### EXERCISE DIRECTIONS
Search the listing for "subtitle" and copy every line where it appears.

++++ RECORDS FOR THIS TASK

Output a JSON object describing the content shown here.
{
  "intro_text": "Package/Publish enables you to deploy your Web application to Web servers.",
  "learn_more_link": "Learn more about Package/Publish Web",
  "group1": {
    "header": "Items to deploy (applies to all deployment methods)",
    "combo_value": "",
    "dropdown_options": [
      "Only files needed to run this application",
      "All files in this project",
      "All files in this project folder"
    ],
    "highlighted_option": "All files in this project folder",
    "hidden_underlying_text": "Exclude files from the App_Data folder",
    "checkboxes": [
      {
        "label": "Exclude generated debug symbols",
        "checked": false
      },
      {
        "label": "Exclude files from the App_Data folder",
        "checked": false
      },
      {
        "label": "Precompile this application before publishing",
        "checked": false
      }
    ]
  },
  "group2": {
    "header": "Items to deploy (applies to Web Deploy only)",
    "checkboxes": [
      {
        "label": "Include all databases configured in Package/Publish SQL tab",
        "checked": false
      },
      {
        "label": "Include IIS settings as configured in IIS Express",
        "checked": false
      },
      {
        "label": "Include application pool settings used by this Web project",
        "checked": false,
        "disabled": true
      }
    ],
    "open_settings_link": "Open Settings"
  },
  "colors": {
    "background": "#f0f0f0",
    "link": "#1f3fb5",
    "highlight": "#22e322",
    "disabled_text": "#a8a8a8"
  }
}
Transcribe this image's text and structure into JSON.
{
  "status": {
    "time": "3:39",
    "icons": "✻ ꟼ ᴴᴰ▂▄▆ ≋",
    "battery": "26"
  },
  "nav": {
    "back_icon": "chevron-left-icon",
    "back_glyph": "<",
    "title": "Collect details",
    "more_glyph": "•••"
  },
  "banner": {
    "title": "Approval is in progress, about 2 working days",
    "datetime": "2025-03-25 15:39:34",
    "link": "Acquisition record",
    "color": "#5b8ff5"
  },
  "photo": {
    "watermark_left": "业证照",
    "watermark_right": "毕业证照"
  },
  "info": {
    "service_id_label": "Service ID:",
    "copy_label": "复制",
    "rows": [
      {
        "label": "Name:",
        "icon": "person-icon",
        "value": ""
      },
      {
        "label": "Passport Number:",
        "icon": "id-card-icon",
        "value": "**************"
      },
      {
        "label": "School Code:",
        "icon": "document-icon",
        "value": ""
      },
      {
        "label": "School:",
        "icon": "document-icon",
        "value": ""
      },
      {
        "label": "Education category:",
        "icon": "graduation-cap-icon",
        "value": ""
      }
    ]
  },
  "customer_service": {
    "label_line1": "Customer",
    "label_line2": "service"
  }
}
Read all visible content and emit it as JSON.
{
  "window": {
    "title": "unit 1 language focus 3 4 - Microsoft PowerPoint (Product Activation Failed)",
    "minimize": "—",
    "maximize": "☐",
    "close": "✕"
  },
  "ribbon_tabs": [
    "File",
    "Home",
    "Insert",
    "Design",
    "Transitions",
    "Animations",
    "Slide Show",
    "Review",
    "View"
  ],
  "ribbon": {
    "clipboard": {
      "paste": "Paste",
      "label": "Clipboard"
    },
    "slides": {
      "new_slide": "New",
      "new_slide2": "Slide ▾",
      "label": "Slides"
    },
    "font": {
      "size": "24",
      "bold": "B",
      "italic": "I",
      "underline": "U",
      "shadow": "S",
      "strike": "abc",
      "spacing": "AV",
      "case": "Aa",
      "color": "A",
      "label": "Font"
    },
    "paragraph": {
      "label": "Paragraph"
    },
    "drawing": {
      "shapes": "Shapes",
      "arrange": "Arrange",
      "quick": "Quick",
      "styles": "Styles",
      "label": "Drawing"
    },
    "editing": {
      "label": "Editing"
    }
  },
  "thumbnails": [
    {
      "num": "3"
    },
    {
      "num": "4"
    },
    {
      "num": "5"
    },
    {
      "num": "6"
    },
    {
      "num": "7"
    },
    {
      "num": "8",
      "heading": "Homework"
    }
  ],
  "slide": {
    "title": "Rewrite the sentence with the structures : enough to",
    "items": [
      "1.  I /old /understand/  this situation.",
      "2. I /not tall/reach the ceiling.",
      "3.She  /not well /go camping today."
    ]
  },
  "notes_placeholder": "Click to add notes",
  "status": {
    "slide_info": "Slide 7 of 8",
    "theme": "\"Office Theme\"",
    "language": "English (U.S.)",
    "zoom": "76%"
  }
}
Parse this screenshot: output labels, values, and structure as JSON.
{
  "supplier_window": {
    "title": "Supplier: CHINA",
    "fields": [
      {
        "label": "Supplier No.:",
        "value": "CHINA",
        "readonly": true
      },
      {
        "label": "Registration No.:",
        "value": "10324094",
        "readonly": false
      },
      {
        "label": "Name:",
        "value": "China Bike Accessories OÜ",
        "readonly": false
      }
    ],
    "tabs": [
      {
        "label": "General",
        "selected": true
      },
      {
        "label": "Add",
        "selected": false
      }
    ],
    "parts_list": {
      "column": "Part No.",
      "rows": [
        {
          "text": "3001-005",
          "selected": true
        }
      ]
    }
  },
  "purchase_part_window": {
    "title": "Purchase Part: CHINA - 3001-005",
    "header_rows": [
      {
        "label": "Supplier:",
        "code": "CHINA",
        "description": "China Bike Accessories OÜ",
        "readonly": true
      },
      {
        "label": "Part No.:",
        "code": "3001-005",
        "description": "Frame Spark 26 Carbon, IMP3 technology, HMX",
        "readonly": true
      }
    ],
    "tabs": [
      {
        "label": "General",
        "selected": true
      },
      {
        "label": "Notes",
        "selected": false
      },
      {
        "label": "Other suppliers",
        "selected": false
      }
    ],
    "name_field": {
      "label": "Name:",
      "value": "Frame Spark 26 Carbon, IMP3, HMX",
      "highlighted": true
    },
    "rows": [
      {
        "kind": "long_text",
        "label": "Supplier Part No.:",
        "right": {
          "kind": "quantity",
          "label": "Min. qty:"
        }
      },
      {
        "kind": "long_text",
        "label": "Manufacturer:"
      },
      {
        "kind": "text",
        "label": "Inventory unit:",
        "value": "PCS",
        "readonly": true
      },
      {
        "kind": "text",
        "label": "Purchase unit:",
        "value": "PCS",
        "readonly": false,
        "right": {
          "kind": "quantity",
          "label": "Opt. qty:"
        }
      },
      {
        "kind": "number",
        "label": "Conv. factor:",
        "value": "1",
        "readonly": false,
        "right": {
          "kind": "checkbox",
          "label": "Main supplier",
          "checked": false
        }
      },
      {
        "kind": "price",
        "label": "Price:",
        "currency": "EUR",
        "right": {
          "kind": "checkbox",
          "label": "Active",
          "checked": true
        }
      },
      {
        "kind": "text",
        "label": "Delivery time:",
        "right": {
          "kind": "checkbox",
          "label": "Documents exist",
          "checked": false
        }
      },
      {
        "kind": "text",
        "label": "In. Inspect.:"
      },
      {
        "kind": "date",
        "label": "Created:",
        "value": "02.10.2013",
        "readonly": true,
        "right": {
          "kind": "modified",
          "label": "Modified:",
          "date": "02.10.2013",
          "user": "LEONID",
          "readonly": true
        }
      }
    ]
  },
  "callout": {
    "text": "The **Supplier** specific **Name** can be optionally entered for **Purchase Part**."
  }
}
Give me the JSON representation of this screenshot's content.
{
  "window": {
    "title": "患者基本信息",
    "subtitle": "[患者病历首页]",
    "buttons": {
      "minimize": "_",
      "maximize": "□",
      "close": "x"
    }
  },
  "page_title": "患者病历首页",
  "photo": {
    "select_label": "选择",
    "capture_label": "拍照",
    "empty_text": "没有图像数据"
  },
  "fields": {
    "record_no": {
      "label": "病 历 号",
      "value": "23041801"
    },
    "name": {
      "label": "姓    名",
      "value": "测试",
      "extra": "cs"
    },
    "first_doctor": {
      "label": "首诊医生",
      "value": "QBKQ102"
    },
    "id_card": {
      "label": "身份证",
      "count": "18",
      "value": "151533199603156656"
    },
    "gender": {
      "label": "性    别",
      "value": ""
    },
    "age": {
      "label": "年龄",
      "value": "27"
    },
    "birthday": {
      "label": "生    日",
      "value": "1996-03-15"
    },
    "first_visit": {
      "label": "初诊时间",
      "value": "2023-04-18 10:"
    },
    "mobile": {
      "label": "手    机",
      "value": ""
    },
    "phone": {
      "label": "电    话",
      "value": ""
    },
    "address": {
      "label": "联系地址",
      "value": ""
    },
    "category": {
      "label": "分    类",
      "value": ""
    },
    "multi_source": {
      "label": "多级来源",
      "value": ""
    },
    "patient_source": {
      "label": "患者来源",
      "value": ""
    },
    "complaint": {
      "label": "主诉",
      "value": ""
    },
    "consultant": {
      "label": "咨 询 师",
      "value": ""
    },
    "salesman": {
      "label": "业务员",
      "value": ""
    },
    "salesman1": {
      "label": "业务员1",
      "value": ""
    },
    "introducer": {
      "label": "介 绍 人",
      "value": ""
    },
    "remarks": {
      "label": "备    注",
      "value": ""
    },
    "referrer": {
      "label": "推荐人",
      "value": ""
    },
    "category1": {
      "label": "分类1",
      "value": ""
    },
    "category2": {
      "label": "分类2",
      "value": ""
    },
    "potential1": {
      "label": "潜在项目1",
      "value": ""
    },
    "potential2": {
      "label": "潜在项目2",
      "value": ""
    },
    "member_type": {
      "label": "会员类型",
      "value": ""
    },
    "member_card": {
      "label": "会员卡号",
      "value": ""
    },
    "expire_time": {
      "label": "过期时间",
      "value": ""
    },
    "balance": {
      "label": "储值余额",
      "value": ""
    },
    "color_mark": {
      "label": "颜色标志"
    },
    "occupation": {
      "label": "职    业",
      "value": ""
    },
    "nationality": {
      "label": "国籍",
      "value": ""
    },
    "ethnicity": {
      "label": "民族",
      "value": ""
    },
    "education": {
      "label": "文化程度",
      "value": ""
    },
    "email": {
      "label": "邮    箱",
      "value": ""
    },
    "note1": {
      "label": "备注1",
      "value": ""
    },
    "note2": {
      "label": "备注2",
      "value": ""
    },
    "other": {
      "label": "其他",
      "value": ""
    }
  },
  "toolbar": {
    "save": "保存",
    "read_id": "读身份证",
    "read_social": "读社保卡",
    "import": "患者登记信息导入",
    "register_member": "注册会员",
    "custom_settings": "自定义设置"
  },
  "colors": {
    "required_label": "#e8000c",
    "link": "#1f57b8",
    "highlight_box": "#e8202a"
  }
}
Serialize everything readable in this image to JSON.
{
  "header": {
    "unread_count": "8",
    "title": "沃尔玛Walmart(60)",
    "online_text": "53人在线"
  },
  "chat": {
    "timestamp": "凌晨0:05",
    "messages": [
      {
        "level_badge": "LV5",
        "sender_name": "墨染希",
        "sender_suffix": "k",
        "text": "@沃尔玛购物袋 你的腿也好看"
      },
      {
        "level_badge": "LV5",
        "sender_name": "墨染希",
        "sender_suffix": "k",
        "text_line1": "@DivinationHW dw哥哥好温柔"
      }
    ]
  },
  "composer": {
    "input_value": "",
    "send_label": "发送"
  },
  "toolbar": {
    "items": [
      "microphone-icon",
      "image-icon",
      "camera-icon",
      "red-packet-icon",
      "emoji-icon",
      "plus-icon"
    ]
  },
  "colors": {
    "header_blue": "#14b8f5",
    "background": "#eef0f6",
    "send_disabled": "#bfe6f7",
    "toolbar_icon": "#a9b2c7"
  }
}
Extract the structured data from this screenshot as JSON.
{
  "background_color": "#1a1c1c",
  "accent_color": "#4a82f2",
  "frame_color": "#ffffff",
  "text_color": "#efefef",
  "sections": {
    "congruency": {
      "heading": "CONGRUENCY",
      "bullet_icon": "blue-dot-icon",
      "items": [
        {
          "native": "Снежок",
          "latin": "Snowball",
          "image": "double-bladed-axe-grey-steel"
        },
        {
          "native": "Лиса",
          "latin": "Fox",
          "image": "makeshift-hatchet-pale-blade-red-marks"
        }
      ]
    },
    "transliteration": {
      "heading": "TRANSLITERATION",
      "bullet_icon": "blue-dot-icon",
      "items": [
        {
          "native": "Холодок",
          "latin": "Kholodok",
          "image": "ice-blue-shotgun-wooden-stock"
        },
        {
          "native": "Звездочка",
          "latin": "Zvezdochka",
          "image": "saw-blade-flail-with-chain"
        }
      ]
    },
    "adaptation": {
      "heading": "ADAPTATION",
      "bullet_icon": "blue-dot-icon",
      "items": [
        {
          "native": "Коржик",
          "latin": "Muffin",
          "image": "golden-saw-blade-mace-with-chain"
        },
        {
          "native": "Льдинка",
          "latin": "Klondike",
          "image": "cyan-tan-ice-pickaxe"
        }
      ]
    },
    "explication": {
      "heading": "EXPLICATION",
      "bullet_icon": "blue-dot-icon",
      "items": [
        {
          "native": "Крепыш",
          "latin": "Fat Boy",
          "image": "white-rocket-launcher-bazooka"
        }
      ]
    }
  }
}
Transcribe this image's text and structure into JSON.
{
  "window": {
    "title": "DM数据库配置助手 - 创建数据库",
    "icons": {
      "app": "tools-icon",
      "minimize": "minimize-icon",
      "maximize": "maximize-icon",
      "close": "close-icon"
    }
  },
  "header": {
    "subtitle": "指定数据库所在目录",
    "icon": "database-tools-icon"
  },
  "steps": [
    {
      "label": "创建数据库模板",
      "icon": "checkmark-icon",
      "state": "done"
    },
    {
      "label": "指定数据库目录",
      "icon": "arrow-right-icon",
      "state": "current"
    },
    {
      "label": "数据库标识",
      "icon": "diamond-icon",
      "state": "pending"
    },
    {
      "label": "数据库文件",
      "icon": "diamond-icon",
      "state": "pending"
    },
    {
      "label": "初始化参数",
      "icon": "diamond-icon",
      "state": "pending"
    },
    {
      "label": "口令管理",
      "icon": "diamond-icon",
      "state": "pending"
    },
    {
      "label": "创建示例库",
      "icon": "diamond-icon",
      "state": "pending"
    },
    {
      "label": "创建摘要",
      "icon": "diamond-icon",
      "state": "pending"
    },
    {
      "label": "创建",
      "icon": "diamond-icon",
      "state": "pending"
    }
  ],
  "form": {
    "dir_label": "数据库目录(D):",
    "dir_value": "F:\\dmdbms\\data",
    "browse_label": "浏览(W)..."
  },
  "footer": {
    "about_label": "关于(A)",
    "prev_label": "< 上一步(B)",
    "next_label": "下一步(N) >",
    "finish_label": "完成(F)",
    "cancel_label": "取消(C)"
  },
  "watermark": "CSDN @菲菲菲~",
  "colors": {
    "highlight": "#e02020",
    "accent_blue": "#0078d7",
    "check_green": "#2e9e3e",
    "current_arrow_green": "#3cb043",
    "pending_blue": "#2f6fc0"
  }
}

++++++++

### RESULT FOR THIS TASK
    "subtitle": "[患者病历首页]",
    "subtitle": "指定数据库所在目录",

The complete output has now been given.